§ **Exercise material**:
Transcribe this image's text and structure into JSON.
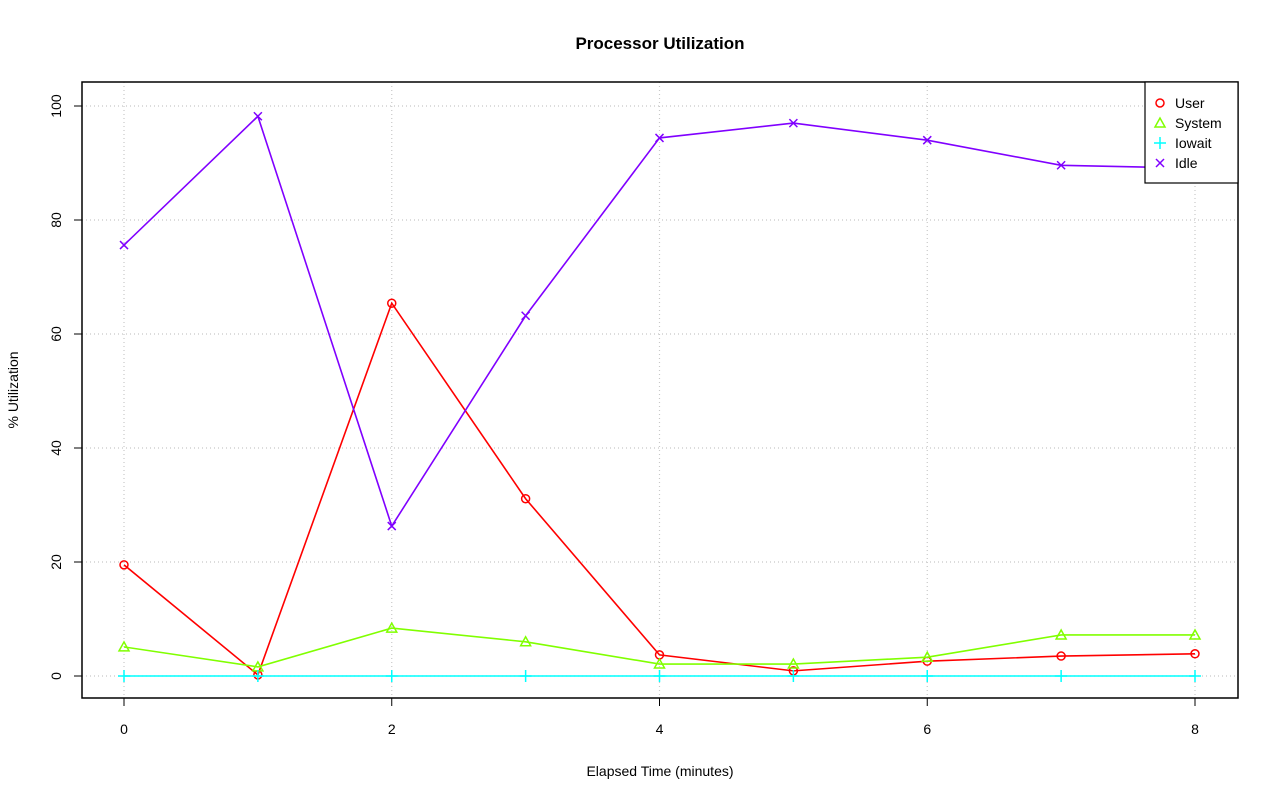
{
  "chart_data": {
    "type": "line",
    "title": "Processor Utilization",
    "xlabel": "Elapsed Time (minutes)",
    "ylabel": "% Utilization",
    "x": [
      0,
      1,
      2,
      3,
      4,
      5,
      6,
      7,
      8
    ],
    "xlim": [
      0,
      8
    ],
    "ylim": [
      0,
      100
    ],
    "xticks": [
      0,
      2,
      4,
      6,
      8
    ],
    "yticks": [
      0,
      20,
      40,
      60,
      80,
      100
    ],
    "grid": true,
    "legend_position": "top-right",
    "series": [
      {
        "name": "User",
        "color": "#ff0000",
        "marker": "circle",
        "values": [
          19.5,
          0.2,
          65.4,
          31.1,
          3.7,
          0.9,
          2.6,
          3.5,
          3.9
        ]
      },
      {
        "name": "System",
        "color": "#80ff00",
        "marker": "triangle",
        "values": [
          5.1,
          1.6,
          8.4,
          6.0,
          2.1,
          2.1,
          3.3,
          7.2,
          7.2
        ]
      },
      {
        "name": "Iowait",
        "color": "#00ffff",
        "marker": "plus",
        "values": [
          0,
          0,
          0,
          0,
          0,
          0,
          0,
          0,
          0
        ]
      },
      {
        "name": "Idle",
        "color": "#8000ff",
        "marker": "cross",
        "values": [
          75.6,
          98.2,
          26.3,
          63.2,
          94.4,
          97.0,
          94.0,
          89.6,
          89.1
        ]
      }
    ]
  }
}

§ **Direction**:
Each line that contains the word "marker" counts toward the total; give only that total.

§ **Full solution**:
4